━━ Dataset records
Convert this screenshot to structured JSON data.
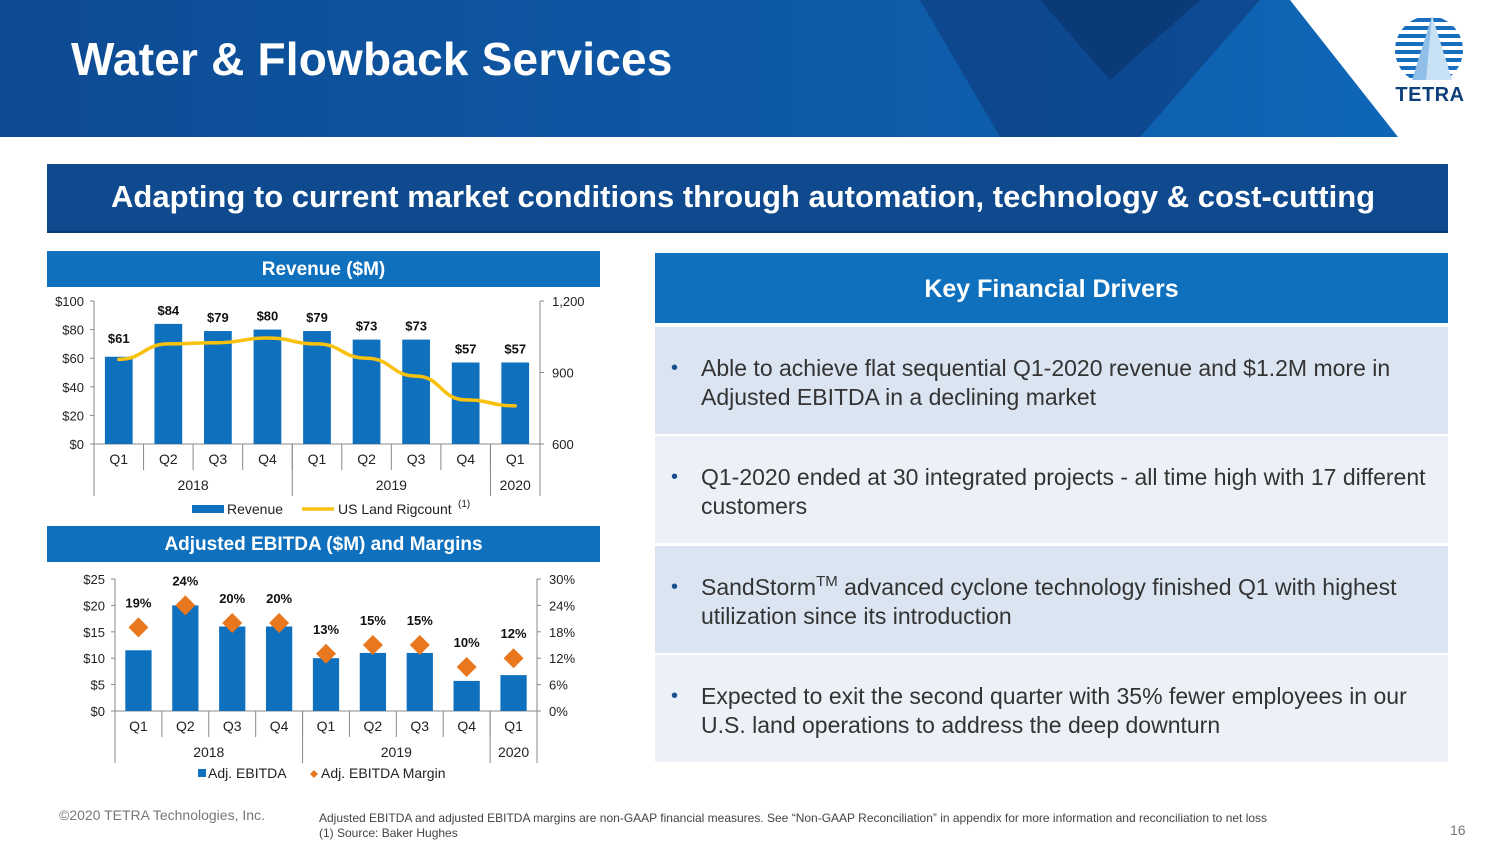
{
  "header": {
    "title": "Water & Flowback Services",
    "logo_text": "TETRA",
    "colors": {
      "dark_blue": "#0f4a8e",
      "mid_blue": "#0f70bd",
      "navy": "#0d2f63"
    }
  },
  "banner": {
    "text": "Adapting to current market conditions through automation, technology & cost-cutting"
  },
  "revenue_panel": {
    "title": "Revenue ($M)"
  },
  "ebitda_panel": {
    "title": "Adjusted EBITDA ($M) and Margins"
  },
  "chart_data": [
    {
      "type": "bar",
      "title": "Revenue ($M)",
      "categories": [
        "Q1",
        "Q2",
        "Q3",
        "Q4",
        "Q1",
        "Q2",
        "Q3",
        "Q4",
        "Q1"
      ],
      "year_groups": [
        {
          "label": "2018",
          "span": 4
        },
        {
          "label": "2019",
          "span": 4
        },
        {
          "label": "2020",
          "span": 1
        }
      ],
      "series": [
        {
          "name": "Revenue",
          "type": "bar",
          "axis": "left",
          "color": "#0f70bd",
          "values": [
            61,
            84,
            79,
            80,
            79,
            73,
            73,
            57,
            57
          ],
          "labels": [
            "$61",
            "$84",
            "$79",
            "$80",
            "$79",
            "$73",
            "$73",
            "$57",
            "$57"
          ]
        },
        {
          "name": "US Land Rigcount",
          "name_superscript": "(1)",
          "type": "line",
          "axis": "right",
          "color": "#f7c10e",
          "values": [
            955,
            1020,
            1025,
            1045,
            1020,
            960,
            885,
            785,
            760
          ]
        }
      ],
      "ylim_left": [
        0,
        100
      ],
      "yticks_left": [
        "$0",
        "$20",
        "$40",
        "$60",
        "$80",
        "$100"
      ],
      "ylim_right": [
        600,
        1200
      ],
      "yticks_right": [
        "600",
        "900",
        "1,200"
      ],
      "legend_position": "bottom"
    },
    {
      "type": "bar",
      "title": "Adjusted EBITDA ($M) and Margins",
      "categories": [
        "Q1",
        "Q2",
        "Q3",
        "Q4",
        "Q1",
        "Q2",
        "Q3",
        "Q4",
        "Q1"
      ],
      "year_groups": [
        {
          "label": "2018",
          "span": 4
        },
        {
          "label": "2019",
          "span": 4
        },
        {
          "label": "2020",
          "span": 1
        }
      ],
      "series": [
        {
          "name": "Adj. EBITDA",
          "type": "bar",
          "axis": "left",
          "color": "#0f70bd",
          "values": [
            11.5,
            20,
            16,
            16,
            10,
            11,
            11,
            5.7,
            6.8
          ]
        },
        {
          "name": "Adj. EBITDA Margin",
          "type": "marker",
          "axis": "right",
          "color": "#e8771e",
          "values": [
            19,
            24,
            20,
            20,
            13,
            15,
            15,
            10,
            12
          ],
          "labels": [
            "19%",
            "24%",
            "20%",
            "20%",
            "13%",
            "15%",
            "15%",
            "10%",
            "12%"
          ]
        }
      ],
      "ylim_left": [
        0,
        25
      ],
      "yticks_left": [
        "$0",
        "$5",
        "$10",
        "$15",
        "$20",
        "$25"
      ],
      "ylim_right": [
        0,
        30
      ],
      "yticks_right": [
        "0%",
        "6%",
        "12%",
        "18%",
        "24%",
        "30%"
      ],
      "legend_position": "bottom"
    }
  ],
  "key_drivers": {
    "title": "Key Financial Drivers",
    "items": [
      {
        "text": "Able to achieve flat sequential Q1-2020 revenue and $1.2M more in Adjusted EBITDA in a declining market"
      },
      {
        "text": "Q1-2020 ended at 30 integrated projects - all time high with 17 different customers"
      },
      {
        "text_before": "SandStorm",
        "superscript": "TM",
        "text_after": " advanced cyclone technology finished Q1 with highest utilization since its introduction"
      },
      {
        "text": "Expected to exit the second quarter with 35% fewer employees in our U.S. land operations to address the deep downturn"
      }
    ]
  },
  "footer": {
    "copyright": "©2020 TETRA Technologies, Inc.",
    "note": "Adjusted EBITDA  and adjusted EBITDA margins are non-GAAP financial measures. See “Non-GAAP Reconciliation” in appendix for more information and reconciliation to net loss",
    "source": "(1)    Source: Baker Hughes",
    "page_number": "16"
  }
}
━━━━
Directions for this task: Pull out every line of the entries that includes the word "more".

Solved problem:
        "text": "Able to achieve flat sequential Q1-2020 revenue and $1.2M more in Adjusted EBITDA in a declining market"
    "note": "Adjusted EBITDA  and adjusted EBITDA margins are non-GAAP financial measures. See “Non-GAAP Reconciliation” in appendix for more information and reconciliation to net loss",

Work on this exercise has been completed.